**Given task:** Go through the records and extract every line with the word "ventricular".

**Dataset excerpts:**
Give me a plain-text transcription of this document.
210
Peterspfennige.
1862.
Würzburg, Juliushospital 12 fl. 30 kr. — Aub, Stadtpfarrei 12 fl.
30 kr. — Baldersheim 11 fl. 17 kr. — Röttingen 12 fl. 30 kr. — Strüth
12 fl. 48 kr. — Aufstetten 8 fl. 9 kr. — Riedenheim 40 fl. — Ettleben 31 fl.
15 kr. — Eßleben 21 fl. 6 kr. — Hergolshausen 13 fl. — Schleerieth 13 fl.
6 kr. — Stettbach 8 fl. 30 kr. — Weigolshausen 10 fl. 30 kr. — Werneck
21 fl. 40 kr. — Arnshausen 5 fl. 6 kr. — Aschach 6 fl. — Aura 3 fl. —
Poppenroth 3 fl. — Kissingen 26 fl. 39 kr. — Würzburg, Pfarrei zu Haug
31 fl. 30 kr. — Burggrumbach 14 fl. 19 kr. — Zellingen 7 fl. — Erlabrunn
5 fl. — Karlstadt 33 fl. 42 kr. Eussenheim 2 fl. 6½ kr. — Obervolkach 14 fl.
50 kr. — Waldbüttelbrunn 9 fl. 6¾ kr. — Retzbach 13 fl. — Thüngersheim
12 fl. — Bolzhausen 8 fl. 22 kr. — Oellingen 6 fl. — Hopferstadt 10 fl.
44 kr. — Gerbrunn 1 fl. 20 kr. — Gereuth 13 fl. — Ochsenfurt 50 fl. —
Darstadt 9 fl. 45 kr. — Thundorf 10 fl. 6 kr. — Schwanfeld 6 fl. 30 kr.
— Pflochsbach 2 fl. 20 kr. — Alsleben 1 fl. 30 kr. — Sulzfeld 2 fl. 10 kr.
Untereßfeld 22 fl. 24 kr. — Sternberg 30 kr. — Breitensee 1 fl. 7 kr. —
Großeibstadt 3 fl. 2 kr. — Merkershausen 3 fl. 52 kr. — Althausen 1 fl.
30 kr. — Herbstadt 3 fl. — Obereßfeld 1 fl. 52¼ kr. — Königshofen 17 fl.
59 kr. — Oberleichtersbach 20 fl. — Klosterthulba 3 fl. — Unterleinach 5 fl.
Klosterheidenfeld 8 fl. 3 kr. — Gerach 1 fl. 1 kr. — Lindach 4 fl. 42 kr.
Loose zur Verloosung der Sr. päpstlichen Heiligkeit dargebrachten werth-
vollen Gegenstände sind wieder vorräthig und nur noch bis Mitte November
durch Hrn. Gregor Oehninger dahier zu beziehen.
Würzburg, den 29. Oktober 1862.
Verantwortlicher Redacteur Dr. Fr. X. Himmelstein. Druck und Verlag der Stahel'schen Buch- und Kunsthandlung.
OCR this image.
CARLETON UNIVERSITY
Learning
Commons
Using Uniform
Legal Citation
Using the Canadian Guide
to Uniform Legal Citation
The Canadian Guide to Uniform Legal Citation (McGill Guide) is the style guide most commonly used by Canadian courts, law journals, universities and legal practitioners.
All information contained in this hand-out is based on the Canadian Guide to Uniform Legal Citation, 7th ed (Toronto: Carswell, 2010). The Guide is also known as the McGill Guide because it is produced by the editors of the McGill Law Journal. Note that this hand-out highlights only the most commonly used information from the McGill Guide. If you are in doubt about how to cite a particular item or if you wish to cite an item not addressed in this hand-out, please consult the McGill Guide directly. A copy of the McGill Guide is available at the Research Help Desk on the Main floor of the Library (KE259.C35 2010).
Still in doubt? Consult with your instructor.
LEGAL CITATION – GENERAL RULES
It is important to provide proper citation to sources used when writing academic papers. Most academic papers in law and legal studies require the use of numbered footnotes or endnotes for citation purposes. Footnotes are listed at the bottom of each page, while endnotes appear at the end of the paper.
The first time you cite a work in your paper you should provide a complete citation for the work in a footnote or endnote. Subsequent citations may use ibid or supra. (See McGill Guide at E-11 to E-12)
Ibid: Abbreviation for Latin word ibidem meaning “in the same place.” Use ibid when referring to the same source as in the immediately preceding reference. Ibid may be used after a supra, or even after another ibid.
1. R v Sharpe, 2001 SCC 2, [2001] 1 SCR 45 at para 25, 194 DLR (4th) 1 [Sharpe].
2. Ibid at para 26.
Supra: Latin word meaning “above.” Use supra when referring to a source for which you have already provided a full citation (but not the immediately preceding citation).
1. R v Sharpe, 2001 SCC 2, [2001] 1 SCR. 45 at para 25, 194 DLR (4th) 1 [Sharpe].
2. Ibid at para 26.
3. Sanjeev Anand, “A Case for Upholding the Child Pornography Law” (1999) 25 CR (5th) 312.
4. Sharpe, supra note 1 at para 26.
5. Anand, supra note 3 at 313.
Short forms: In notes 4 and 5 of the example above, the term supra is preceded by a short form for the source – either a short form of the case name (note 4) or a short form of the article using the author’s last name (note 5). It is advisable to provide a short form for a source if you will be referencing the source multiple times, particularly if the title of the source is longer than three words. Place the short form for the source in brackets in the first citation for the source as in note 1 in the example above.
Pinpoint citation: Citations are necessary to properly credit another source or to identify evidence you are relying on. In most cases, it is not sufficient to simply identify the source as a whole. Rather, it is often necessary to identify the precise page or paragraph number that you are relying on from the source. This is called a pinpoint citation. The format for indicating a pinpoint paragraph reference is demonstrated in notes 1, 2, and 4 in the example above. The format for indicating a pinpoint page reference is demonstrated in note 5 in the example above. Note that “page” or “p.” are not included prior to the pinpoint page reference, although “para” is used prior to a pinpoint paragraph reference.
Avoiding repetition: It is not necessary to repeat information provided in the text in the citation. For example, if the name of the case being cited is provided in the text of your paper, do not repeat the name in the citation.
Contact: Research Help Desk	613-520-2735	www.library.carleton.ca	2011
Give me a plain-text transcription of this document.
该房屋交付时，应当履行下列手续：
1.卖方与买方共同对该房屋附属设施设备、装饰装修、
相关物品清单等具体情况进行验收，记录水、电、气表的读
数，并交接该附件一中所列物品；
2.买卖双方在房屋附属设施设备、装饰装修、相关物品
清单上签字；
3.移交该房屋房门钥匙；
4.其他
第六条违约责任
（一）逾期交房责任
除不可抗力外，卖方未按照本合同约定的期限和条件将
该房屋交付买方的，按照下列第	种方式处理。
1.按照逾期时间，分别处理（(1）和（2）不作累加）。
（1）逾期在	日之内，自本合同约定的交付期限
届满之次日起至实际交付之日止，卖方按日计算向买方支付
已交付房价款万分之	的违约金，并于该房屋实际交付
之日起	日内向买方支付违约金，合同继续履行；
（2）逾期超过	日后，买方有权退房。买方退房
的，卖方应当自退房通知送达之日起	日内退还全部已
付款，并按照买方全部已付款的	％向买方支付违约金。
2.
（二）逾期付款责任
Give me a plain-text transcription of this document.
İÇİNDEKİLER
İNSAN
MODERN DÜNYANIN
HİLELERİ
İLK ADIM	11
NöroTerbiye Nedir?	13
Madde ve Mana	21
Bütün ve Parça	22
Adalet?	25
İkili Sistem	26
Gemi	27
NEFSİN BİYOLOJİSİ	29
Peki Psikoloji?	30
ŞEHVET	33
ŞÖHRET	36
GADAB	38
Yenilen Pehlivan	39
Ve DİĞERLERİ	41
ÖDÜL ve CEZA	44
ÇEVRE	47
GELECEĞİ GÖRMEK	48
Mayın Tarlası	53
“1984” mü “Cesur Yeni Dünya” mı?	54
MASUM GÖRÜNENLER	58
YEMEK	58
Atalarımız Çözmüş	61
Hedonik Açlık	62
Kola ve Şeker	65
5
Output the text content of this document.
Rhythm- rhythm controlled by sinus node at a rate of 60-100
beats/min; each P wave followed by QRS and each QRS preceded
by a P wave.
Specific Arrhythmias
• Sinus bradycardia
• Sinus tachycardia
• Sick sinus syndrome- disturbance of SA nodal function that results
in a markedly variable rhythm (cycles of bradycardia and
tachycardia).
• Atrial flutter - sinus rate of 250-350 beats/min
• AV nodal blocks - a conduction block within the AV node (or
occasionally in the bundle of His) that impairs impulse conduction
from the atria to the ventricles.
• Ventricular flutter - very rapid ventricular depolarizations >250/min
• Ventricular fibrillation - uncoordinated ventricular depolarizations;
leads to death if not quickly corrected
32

**Result of this task:**
• Ventricular flutter - very rapid ventricular depolarizations >250/min
• Ventricular fibrillation - uncoordinated ventricular depolarizations;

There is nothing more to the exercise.